[WHAT YOU HAVE TO DO]: Using the material below, work out how many lines contain the word "timestamp". Reply with the number and nothing more.

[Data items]
────────

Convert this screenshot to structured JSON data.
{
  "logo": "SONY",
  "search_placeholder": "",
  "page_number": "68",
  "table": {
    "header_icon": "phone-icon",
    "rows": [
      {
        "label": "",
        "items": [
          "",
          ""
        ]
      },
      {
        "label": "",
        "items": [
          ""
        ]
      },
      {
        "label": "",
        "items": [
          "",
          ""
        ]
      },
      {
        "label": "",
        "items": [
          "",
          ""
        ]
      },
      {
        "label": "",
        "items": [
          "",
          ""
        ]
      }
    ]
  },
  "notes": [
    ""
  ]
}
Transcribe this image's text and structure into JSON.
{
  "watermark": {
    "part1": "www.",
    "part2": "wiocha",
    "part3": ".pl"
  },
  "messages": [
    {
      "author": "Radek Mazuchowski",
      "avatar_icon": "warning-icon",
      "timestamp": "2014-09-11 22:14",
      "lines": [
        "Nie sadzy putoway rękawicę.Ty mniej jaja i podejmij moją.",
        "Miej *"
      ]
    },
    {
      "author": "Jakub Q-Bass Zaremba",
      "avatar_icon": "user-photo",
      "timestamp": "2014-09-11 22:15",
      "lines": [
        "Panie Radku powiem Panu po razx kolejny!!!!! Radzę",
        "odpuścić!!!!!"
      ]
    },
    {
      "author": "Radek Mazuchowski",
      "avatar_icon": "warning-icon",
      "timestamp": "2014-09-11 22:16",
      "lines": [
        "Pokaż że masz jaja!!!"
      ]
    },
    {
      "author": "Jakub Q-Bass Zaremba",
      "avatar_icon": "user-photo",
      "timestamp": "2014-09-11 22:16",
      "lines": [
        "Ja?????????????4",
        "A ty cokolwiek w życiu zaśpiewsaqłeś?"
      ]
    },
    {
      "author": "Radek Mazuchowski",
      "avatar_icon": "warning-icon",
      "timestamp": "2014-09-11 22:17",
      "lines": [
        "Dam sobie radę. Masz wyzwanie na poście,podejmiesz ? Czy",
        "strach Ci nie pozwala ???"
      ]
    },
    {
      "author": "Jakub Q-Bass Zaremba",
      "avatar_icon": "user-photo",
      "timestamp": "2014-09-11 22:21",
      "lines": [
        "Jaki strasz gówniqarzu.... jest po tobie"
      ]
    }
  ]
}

────────

[RESULT BELOW]: 6